# GIVEN ENTRIES

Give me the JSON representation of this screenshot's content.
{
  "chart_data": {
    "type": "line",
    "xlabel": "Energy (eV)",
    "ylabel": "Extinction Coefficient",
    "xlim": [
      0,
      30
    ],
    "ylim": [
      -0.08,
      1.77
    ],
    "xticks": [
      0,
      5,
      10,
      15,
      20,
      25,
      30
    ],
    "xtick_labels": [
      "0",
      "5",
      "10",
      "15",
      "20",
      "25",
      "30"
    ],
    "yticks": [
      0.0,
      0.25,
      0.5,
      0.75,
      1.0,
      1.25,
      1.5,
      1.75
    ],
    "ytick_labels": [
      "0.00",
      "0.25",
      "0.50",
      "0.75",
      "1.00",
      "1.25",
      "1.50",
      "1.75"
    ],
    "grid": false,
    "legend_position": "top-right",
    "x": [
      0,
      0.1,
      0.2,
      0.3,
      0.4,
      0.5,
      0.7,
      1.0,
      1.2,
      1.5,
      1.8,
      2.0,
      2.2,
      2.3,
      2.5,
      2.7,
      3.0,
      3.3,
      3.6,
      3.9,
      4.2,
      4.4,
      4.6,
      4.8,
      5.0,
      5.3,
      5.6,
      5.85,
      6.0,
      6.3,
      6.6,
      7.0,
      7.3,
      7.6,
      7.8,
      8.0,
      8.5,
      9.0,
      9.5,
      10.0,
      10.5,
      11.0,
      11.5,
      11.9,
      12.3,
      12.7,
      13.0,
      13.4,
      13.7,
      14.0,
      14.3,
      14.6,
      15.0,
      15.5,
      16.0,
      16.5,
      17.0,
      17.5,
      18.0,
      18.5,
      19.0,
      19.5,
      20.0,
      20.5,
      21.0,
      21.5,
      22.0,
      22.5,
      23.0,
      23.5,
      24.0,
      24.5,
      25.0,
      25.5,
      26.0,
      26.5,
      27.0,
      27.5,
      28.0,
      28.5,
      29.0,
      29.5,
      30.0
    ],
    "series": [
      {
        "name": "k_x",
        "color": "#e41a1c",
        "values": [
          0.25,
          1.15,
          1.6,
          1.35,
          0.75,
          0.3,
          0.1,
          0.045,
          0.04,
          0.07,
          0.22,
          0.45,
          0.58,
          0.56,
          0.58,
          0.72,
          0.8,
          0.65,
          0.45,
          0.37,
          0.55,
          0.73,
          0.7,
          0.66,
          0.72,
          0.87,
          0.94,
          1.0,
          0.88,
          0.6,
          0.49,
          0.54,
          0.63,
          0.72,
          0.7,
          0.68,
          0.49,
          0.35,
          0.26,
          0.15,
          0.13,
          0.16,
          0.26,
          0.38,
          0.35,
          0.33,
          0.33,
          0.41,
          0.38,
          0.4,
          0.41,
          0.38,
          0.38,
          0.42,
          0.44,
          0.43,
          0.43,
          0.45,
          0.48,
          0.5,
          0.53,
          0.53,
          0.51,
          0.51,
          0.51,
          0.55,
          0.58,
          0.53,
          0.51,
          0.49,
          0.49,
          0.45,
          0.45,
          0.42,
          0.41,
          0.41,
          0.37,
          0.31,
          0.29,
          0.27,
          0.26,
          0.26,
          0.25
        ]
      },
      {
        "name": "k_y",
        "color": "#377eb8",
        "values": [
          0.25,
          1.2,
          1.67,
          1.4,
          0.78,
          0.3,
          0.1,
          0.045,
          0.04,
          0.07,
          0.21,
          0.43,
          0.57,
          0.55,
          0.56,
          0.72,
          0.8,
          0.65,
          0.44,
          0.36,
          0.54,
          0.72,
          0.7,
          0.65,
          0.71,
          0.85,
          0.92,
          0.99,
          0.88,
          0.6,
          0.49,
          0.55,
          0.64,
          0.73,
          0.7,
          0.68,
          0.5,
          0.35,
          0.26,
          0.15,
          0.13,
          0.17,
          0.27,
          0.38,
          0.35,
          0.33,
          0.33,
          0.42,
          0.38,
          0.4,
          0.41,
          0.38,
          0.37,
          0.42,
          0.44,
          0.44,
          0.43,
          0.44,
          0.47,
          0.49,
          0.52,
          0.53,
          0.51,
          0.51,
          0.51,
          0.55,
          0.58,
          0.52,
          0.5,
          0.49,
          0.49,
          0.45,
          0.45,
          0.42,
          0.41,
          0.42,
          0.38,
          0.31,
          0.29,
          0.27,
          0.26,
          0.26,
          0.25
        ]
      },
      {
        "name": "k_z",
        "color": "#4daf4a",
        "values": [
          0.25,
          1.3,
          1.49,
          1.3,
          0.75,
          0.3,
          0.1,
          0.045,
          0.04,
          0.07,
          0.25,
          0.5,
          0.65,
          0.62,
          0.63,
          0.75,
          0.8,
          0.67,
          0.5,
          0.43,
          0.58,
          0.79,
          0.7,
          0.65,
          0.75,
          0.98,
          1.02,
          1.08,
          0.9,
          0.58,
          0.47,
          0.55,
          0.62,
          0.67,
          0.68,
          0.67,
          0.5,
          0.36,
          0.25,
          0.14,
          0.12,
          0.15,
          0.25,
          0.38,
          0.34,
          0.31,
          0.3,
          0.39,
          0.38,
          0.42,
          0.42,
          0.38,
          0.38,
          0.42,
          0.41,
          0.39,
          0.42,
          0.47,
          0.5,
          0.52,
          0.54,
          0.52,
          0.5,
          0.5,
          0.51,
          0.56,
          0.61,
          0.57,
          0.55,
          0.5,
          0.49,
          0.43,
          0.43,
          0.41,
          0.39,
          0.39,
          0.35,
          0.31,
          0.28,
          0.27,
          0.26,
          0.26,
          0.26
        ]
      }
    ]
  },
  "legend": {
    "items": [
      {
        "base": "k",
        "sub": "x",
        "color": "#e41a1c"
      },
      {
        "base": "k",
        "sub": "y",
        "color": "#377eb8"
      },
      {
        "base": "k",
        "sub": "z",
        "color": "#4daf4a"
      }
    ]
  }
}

# CHALLENGE
Give back all the records exactly as they stand.

# SOLUTION TO THIS PROBLEM
Give me the JSON representation of this screenshot's content.
{
  "chart_data": {
    "type": "line",
    "xlabel": "Energy (eV)",
    "ylabel": "Extinction Coefficient",
    "xlim": [
      0,
      30
    ],
    "ylim": [
      -0.08,
      1.77
    ],
    "xticks": [
      0,
      5,
      10,
      15,
      20,
      25,
      30
    ],
    "xtick_labels": [
      "0",
      "5",
      "10",
      "15",
      "20",
      "25",
      "30"
    ],
    "yticks": [
      0.0,
      0.25,
      0.5,
      0.75,
      1.0,
      1.25,
      1.5,
      1.75
    ],
    "ytick_labels": [
      "0.00",
      "0.25",
      "0.50",
      "0.75",
      "1.00",
      "1.25",
      "1.50",
      "1.75"
    ],
    "grid": false,
    "legend_position": "top-right",
    "x": [
      0,
      0.1,
      0.2,
      0.3,
      0.4,
      0.5,
      0.7,
      1.0,
      1.2,
      1.5,
      1.8,
      2.0,
      2.2,
      2.3,
      2.5,
      2.7,
      3.0,
      3.3,
      3.6,
      3.9,
      4.2,
      4.4,
      4.6,
      4.8,
      5.0,
      5.3,
      5.6,
      5.85,
      6.0,
      6.3,
      6.6,
      7.0,
      7.3,
      7.6,
      7.8,
      8.0,
      8.5,
      9.0,
      9.5,
      10.0,
      10.5,
      11.0,
      11.5,
      11.9,
      12.3,
      12.7,
      13.0,
      13.4,
      13.7,
      14.0,
      14.3,
      14.6,
      15.0,
      15.5,
      16.0,
      16.5,
      17.0,
      17.5,
      18.0,
      18.5,
      19.0,
      19.5,
      20.0,
      20.5,
      21.0,
      21.5,
      22.0,
      22.5,
      23.0,
      23.5,
      24.0,
      24.5,
      25.0,
      25.5,
      26.0,
      26.5,
      27.0,
      27.5,
      28.0,
      28.5,
      29.0,
      29.5,
      30.0
    ],
    "series": [
      {
        "name": "k_x",
        "color": "#e41a1c",
        "values": [
          0.25,
          1.15,
          1.6,
          1.35,
          0.75,
          0.3,
          0.1,
          0.045,
          0.04,
          0.07,
          0.22,
          0.45,
          0.58,
          0.56,
          0.58,
          0.72,
          0.8,
          0.65,
          0.45,
          0.37,
          0.55,
          0.73,
          0.7,
          0.66,
          0.72,
          0.87,
          0.94,
          1.0,
          0.88,
          0.6,
          0.49,
          0.54,
          0.63,
          0.72,
          0.7,
          0.68,
          0.49,
          0.35,
          0.26,
          0.15,
          0.13,
          0.16,
          0.26,
          0.38,
          0.35,
          0.33,
          0.33,
          0.41,
          0.38,
          0.4,
          0.41,
          0.38,
          0.38,
          0.42,
          0.44,
          0.43,
          0.43,
          0.45,
          0.48,
          0.5,
          0.53,
          0.53,
          0.51,
          0.51,
          0.51,
          0.55,
          0.58,
          0.53,
          0.51,
          0.49,
          0.49,
          0.45,
          0.45,
          0.42,
          0.41,
          0.41,
          0.37,
          0.31,
          0.29,
          0.27,
          0.26,
          0.26,
          0.25
        ]
      },
      {
        "name": "k_y",
        "color": "#377eb8",
        "values": [
          0.25,
          1.2,
          1.67,
          1.4,
          0.78,
          0.3,
          0.1,
          0.045,
          0.04,
          0.07,
          0.21,
          0.43,
          0.57,
          0.55,
          0.56,
          0.72,
          0.8,
          0.65,
          0.44,
          0.36,
          0.54,
          0.72,
          0.7,
          0.65,
          0.71,
          0.85,
          0.92,
          0.99,
          0.88,
          0.6,
          0.49,
          0.55,
          0.64,
          0.73,
          0.7,
          0.68,
          0.5,
          0.35,
          0.26,
          0.15,
          0.13,
          0.17,
          0.27,
          0.38,
          0.35,
          0.33,
          0.33,
          0.42,
          0.38,
          0.4,
          0.41,
          0.38,
          0.37,
          0.42,
          0.44,
          0.44,
          0.43,
          0.44,
          0.47,
          0.49,
          0.52,
          0.53,
          0.51,
          0.51,
          0.51,
          0.55,
          0.58,
          0.52,
          0.5,
          0.49,
          0.49,
          0.45,
          0.45,
          0.42,
          0.41,
          0.42,
          0.38,
          0.31,
          0.29,
          0.27,
          0.26,
          0.26,
          0.25
        ]
      },
      {
        "name": "k_z",
        "color": "#4daf4a",
        "values": [
          0.25,
          1.3,
          1.49,
          1.3,
          0.75,
          0.3,
          0.1,
          0.045,
          0.04,
          0.07,
          0.25,
          0.5,
          0.65,
          0.62,
          0.63,
          0.75,
          0.8,
          0.67,
          0.5,
          0.43,
          0.58,
          0.79,
          0.7,
          0.65,
          0.75,
          0.98,
          1.02,
          1.08,
          0.9,
          0.58,
          0.47,
          0.55,
          0.62,
          0.67,
          0.68,
          0.67,
          0.5,
          0.36,
          0.25,
          0.14,
          0.12,
          0.15,
          0.25,
          0.38,
          0.34,
          0.31,
          0.3,
          0.39,
          0.38,
          0.42,
          0.42,
          0.38,
          0.38,
          0.42,
          0.41,
          0.39,
          0.42,
          0.47,
          0.5,
          0.52,
          0.54,
          0.52,
          0.5,
          0.5,
          0.51,
          0.56,
          0.61,
          0.57,
          0.55,
          0.5,
          0.49,
          0.43,
          0.43,
          0.41,
          0.39,
          0.39,
          0.35,
          0.31,
          0.28,
          0.27,
          0.26,
          0.26,
          0.26
        ]
      }
    ]
  },
  "legend": {
    "items": [
      {
        "base": "k",
        "sub": "x",
        "color": "#e41a1c"
      },
      {
        "base": "k",
        "sub": "y",
        "color": "#377eb8"
      },
      {
        "base": "k",
        "sub": "z",
        "color": "#4daf4a"
      }
    ]
  }
}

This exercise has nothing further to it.